* [Supplied material]
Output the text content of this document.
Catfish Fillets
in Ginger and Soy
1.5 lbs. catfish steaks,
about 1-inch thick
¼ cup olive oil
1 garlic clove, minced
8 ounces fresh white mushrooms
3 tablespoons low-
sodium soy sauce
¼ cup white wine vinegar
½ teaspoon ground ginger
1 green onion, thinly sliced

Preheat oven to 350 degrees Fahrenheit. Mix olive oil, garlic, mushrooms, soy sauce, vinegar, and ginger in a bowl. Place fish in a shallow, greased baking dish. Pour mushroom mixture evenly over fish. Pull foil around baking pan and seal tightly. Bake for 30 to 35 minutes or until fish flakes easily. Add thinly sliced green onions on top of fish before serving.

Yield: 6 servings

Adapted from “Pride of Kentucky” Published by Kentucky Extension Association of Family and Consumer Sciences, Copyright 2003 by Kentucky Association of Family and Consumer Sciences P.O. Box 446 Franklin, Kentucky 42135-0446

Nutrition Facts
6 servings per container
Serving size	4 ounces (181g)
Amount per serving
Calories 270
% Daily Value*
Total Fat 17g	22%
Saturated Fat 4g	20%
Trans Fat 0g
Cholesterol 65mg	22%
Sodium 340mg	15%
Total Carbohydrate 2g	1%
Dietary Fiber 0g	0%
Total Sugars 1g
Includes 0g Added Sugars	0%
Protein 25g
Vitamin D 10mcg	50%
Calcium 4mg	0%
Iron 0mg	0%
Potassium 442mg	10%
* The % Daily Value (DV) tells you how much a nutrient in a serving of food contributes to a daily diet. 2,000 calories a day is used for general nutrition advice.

* * *

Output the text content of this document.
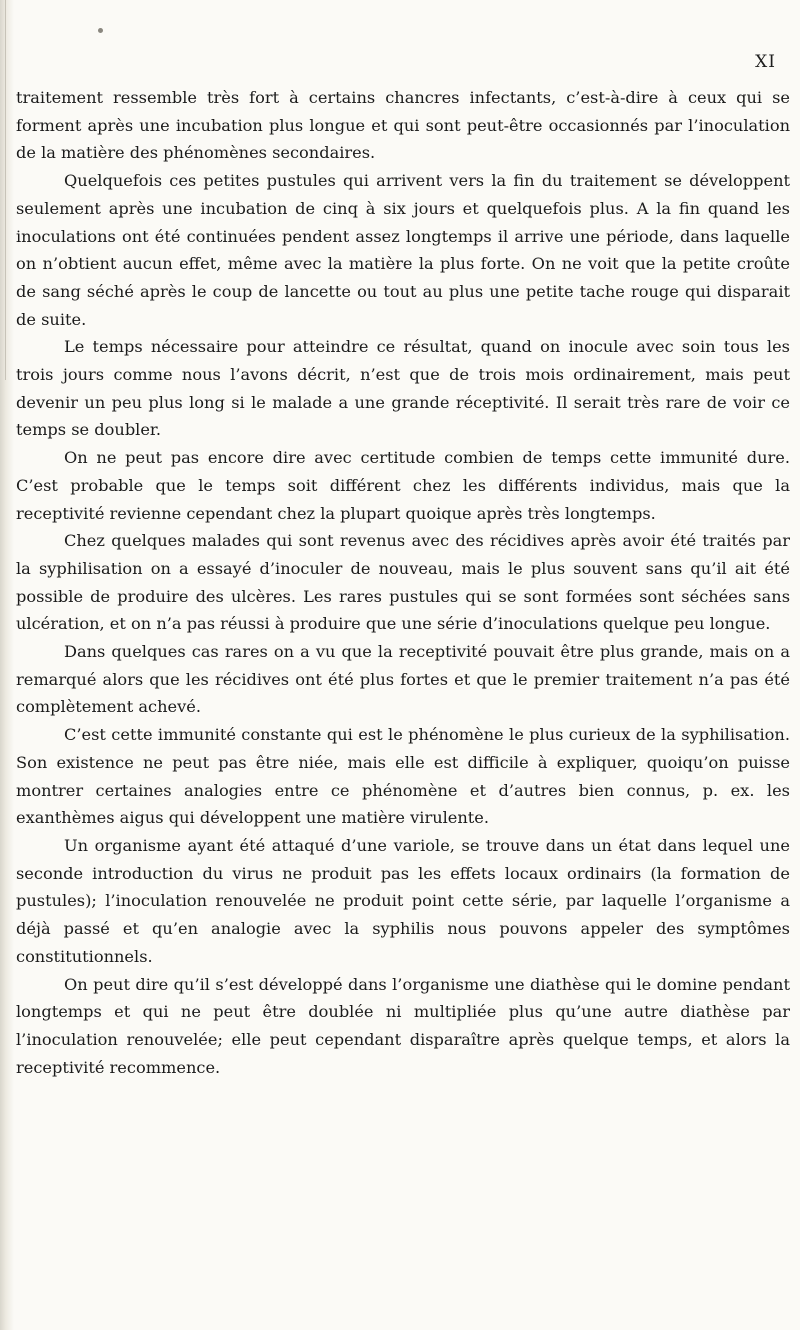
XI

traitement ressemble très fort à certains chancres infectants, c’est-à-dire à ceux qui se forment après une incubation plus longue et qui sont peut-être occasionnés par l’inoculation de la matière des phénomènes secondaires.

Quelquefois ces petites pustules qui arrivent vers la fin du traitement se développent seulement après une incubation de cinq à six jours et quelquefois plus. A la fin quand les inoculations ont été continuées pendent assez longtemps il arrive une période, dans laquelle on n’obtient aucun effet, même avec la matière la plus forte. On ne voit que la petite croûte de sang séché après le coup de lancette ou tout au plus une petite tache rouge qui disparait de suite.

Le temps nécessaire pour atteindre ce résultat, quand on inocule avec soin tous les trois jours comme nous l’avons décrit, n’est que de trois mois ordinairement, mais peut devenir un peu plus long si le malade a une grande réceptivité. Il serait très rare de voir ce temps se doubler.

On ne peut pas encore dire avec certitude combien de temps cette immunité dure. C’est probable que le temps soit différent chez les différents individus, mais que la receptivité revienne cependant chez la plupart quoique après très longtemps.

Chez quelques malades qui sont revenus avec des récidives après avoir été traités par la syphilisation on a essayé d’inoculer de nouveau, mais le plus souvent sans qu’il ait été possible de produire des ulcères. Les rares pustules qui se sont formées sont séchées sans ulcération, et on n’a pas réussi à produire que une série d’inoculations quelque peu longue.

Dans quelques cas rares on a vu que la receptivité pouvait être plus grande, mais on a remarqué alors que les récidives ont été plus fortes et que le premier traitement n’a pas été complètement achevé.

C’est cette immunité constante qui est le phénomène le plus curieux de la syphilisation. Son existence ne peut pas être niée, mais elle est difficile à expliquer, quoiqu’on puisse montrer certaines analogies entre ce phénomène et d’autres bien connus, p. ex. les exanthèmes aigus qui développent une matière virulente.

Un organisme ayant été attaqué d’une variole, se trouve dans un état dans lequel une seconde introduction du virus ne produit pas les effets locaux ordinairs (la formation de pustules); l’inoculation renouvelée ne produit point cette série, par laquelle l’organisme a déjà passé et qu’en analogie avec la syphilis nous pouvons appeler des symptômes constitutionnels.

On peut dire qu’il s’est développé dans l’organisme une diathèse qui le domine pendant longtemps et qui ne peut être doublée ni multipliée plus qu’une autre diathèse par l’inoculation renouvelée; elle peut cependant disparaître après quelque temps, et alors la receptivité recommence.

---

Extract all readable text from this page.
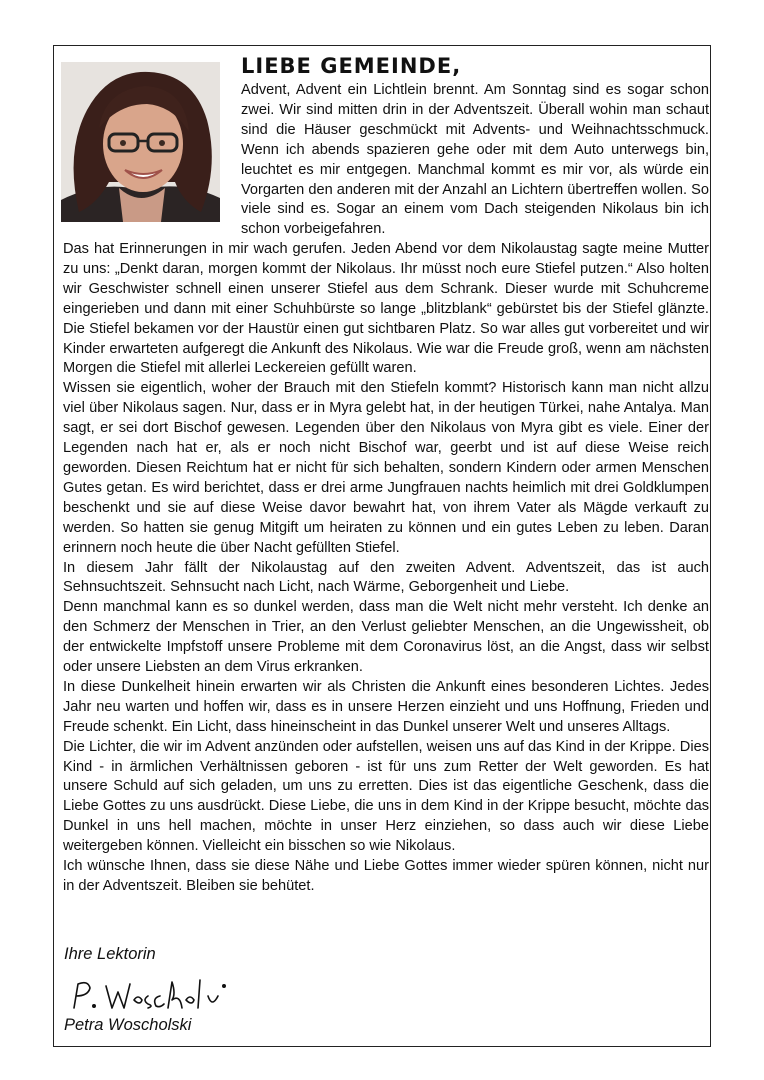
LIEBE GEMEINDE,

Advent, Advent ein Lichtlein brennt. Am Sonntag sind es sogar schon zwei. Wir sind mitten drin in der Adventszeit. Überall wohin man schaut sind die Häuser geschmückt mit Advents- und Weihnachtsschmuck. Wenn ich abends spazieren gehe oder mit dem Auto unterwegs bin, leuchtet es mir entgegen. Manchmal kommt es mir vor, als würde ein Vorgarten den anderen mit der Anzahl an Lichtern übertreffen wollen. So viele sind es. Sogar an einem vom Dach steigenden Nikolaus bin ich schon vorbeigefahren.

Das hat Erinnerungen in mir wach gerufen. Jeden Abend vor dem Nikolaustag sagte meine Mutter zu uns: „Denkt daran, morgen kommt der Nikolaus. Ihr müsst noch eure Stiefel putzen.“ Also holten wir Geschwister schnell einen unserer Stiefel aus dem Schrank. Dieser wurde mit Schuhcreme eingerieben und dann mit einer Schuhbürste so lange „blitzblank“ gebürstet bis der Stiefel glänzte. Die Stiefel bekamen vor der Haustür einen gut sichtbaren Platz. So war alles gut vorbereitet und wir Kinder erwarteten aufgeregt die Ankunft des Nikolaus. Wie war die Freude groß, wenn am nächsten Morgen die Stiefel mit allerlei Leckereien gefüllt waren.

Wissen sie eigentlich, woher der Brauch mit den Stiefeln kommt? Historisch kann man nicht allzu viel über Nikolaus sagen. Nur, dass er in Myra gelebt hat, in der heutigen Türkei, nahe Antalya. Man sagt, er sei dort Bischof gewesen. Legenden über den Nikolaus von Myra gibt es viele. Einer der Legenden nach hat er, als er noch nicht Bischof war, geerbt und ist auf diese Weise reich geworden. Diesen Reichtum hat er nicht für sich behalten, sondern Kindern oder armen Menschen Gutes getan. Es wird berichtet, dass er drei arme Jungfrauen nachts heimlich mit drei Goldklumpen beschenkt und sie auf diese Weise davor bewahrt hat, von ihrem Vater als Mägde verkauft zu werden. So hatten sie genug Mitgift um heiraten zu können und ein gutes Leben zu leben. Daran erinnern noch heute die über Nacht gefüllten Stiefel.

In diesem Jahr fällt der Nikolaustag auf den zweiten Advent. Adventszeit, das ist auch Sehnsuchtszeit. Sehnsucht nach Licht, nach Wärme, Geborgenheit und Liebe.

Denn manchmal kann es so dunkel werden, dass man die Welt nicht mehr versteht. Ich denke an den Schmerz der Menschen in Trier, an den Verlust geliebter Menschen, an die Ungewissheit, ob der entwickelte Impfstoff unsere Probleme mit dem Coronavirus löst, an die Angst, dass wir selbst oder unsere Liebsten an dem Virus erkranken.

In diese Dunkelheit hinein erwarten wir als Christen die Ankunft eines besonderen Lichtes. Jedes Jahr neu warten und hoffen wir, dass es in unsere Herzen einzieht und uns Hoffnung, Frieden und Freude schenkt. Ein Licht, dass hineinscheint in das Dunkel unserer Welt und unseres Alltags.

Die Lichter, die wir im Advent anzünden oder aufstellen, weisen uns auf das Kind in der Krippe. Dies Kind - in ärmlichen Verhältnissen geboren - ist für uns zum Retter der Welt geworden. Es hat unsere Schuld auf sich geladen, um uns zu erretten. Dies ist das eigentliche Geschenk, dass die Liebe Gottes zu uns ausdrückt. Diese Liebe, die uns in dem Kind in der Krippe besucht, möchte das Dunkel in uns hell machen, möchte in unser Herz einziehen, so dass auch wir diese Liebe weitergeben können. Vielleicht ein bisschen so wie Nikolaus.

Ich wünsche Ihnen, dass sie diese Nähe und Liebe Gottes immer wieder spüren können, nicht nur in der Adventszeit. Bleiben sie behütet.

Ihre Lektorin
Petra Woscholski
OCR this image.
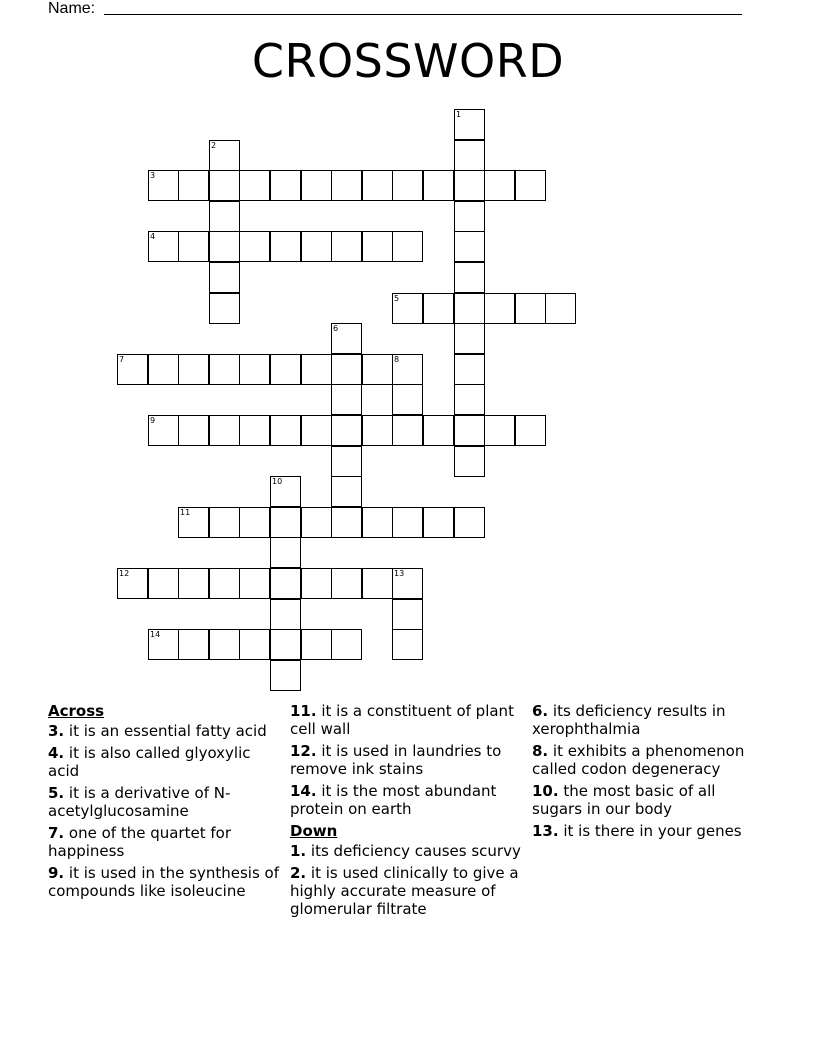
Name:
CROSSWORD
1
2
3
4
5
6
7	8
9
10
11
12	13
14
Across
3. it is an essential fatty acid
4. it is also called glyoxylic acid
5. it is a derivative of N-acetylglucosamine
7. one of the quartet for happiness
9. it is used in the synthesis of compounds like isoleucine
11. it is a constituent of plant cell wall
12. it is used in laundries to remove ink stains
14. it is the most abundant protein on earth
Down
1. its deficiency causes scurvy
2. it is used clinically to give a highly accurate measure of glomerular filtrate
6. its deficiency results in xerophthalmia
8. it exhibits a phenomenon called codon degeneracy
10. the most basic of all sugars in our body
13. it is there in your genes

* [Required work] Only lines that hold the string "Total" belong in the answer, so copy every one of them from the records.

* [Result for this task]
Total Fat 17g	22%
Total Carbohydrate 2g	1%
Total Sugars 1g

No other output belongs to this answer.